(What to work on): Would you write out the entries below, every one of them, exactly?

━━━━━━

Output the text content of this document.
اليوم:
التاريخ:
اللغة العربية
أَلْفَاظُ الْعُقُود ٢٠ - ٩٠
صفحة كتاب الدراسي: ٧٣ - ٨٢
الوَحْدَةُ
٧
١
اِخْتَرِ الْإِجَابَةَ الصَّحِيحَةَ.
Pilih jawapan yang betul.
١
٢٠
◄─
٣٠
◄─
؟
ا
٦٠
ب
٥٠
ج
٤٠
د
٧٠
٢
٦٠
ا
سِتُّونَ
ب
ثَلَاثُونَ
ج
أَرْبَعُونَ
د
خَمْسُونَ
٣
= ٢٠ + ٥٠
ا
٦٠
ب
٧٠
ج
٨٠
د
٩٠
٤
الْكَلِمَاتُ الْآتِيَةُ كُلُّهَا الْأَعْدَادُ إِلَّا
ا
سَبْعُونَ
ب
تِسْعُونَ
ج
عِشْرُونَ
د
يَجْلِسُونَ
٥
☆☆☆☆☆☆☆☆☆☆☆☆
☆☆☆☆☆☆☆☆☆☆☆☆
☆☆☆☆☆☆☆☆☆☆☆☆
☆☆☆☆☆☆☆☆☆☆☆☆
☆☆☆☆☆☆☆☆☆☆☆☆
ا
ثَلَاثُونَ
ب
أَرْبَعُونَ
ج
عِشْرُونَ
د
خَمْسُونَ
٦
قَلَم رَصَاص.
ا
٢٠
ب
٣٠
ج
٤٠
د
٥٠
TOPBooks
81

━━━━━━

(Solved problem):
Output the text content of this document.
اليوم:
التاريخ:
اللغة العربية
أَلْفَاظُ الْعُقُود ٢٠ - ٩٠
صفحة كتاب الدراسي: ٧٣ - ٨٢
الوَحْدَةُ
٧
١
اِخْتَرِ الْإِجَابَةَ الصَّحِيحَةَ.
Pilih jawapan yang betul.
١
٢٠
◄─
٣٠
◄─
؟
ا
٦٠
ب
٥٠
ج
٤٠
د
٧٠
٢
٦٠
ا
سِتُّونَ
ب
ثَلَاثُونَ
ج
أَرْبَعُونَ
د
خَمْسُونَ
٣
= ٢٠ + ٥٠
ا
٦٠
ب
٧٠
ج
٨٠
د
٩٠
٤
الْكَلِمَاتُ الْآتِيَةُ كُلُّهَا الْأَعْدَادُ إِلَّا
ا
سَبْعُونَ
ب
تِسْعُونَ
ج
عِشْرُونَ
د
يَجْلِسُونَ
٥
☆☆☆☆☆☆☆☆☆☆☆☆
☆☆☆☆☆☆☆☆☆☆☆☆
☆☆☆☆☆☆☆☆☆☆☆☆
☆☆☆☆☆☆☆☆☆☆☆☆
☆☆☆☆☆☆☆☆☆☆☆☆
ا
ثَلَاثُونَ
ب
أَرْبَعُونَ
ج
عِشْرُونَ
د
خَمْسُونَ
٦
قَلَم رَصَاص.
ا
٢٠
ب
٣٠
ج
٤٠
د
٥٠
TOPBooks
81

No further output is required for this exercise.